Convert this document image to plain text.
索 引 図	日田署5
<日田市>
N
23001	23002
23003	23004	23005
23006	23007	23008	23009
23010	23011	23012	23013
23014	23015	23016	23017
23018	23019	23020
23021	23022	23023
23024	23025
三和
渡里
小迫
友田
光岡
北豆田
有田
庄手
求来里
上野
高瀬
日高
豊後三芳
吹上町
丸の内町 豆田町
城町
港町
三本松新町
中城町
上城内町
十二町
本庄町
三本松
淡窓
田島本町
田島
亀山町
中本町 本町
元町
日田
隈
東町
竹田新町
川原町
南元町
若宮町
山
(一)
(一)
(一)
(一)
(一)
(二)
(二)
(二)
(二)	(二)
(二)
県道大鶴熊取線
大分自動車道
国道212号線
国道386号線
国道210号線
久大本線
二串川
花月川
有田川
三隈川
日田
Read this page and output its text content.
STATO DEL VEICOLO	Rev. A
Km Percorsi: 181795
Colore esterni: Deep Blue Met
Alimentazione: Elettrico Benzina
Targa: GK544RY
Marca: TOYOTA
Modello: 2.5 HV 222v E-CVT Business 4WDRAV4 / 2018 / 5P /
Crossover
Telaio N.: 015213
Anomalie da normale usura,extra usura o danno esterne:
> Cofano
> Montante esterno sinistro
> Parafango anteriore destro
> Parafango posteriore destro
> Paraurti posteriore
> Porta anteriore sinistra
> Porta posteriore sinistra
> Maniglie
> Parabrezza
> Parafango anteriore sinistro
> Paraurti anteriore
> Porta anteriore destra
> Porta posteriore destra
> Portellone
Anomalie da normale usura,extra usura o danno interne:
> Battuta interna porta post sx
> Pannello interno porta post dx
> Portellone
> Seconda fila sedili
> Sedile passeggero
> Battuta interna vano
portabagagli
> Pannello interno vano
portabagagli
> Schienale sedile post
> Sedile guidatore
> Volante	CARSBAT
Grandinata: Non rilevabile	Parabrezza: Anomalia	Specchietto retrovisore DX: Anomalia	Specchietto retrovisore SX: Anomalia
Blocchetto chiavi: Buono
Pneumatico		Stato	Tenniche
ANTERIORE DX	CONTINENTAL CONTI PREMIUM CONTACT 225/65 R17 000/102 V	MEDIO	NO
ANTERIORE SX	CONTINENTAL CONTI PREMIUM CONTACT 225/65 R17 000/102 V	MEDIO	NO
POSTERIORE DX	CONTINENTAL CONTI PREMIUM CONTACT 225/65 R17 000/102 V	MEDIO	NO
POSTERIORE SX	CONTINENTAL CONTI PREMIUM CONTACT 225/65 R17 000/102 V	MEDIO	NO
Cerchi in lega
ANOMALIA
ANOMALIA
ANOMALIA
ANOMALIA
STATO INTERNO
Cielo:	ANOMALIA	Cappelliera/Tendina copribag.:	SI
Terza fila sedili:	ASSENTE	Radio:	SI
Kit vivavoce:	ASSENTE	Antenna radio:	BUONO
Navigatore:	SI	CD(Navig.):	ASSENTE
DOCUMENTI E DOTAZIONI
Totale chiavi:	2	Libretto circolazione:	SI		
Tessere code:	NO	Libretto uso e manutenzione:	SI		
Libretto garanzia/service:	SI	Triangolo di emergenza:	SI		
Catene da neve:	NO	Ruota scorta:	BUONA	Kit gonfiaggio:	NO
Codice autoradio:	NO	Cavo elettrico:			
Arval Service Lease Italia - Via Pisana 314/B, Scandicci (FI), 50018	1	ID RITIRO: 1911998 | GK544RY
__________________________________________________
◆ **GIVEN PROBLEM**
Each entry above needs to be retyped exactly.

◆ **ANSWER TO THE TASK**
Convert this document image to plain text.
索 引 図	日田署5
<日田市>
N
23001	23002
23003	23004	23005
23006	23007	23008	23009
23010	23011	23012	23013
23014	23015	23016	23017
23018	23019	23020
23021	23022	23023
23024	23025
三和
渡里
小迫
友田
光岡
北豆田
有田
庄手
求来里
上野
高瀬
日高
豊後三芳
吹上町
丸の内町 豆田町
城町
港町
三本松新町
中城町
上城内町
十二町
本庄町
三本松
淡窓
田島本町
田島
亀山町
中本町 本町
元町
日田
隈
東町
竹田新町
川原町
南元町
若宮町
山
(一)
(一)
(一)
(一)
(一)
(二)
(二)
(二)
(二)	(二)
(二)
県道大鶴熊取線
大分自動車道
国道212号線
国道386号線
国道210号線
久大本線
二串川
花月川
有田川
三隈川
日田
Read this page and output its text content.
STATO DEL VEICOLO	Rev. A
Km Percorsi: 181795
Colore esterni: Deep Blue Met
Alimentazione: Elettrico Benzina
Targa: GK544RY
Marca: TOYOTA
Modello: 2.5 HV 222v E-CVT Business 4WDRAV4 / 2018 / 5P /
Crossover
Telaio N.: 015213
Anomalie da normale usura,extra usura o danno esterne:
> Cofano
> Montante esterno sinistro
> Parafango anteriore destro
> Parafango posteriore destro
> Paraurti posteriore
> Porta anteriore sinistra
> Porta posteriore sinistra
> Maniglie
> Parabrezza
> Parafango anteriore sinistro
> Paraurti anteriore
> Porta anteriore destra
> Porta posteriore destra
> Portellone
Anomalie da normale usura,extra usura o danno interne:
> Battuta interna porta post sx
> Pannello interno porta post dx
> Portellone
> Seconda fila sedili
> Sedile passeggero
> Battuta interna vano
portabagagli
> Pannello interno vano
portabagagli
> Schienale sedile post
> Sedile guidatore
> Volante	CARSBAT
Grandinata: Non rilevabile	Parabrezza: Anomalia	Specchietto retrovisore DX: Anomalia	Specchietto retrovisore SX: Anomalia
Blocchetto chiavi: Buono
Pneumatico		Stato	Tenniche
ANTERIORE DX	CONTINENTAL CONTI PREMIUM CONTACT 225/65 R17 000/102 V	MEDIO	NO
ANTERIORE SX	CONTINENTAL CONTI PREMIUM CONTACT 225/65 R17 000/102 V	MEDIO	NO
POSTERIORE DX	CONTINENTAL CONTI PREMIUM CONTACT 225/65 R17 000/102 V	MEDIO	NO
POSTERIORE SX	CONTINENTAL CONTI PREMIUM CONTACT 225/65 R17 000/102 V	MEDIO	NO
Cerchi in lega
ANOMALIA
ANOMALIA
ANOMALIA
ANOMALIA
STATO INTERNO
Cielo:	ANOMALIA	Cappelliera/Tendina copribag.:	SI
Terza fila sedili:	ASSENTE	Radio:	SI
Kit vivavoce:	ASSENTE	Antenna radio:	BUONO
Navigatore:	SI	CD(Navig.):	ASSENTE
DOCUMENTI E DOTAZIONI
Totale chiavi:	2	Libretto circolazione:	SI		
Tessere code:	NO	Libretto uso e manutenzione:	SI		
Libretto garanzia/service:	SI	Triangolo di emergenza:	SI		
Catene da neve:	NO	Ruota scorta:	BUONA	Kit gonfiaggio:	NO
Codice autoradio:	NO	Cavo elettrico:			
Arval Service Lease Italia - Via Pisana 314/B, Scandicci (FI), 50018	1	ID RITIRO: 1911998 | GK544RY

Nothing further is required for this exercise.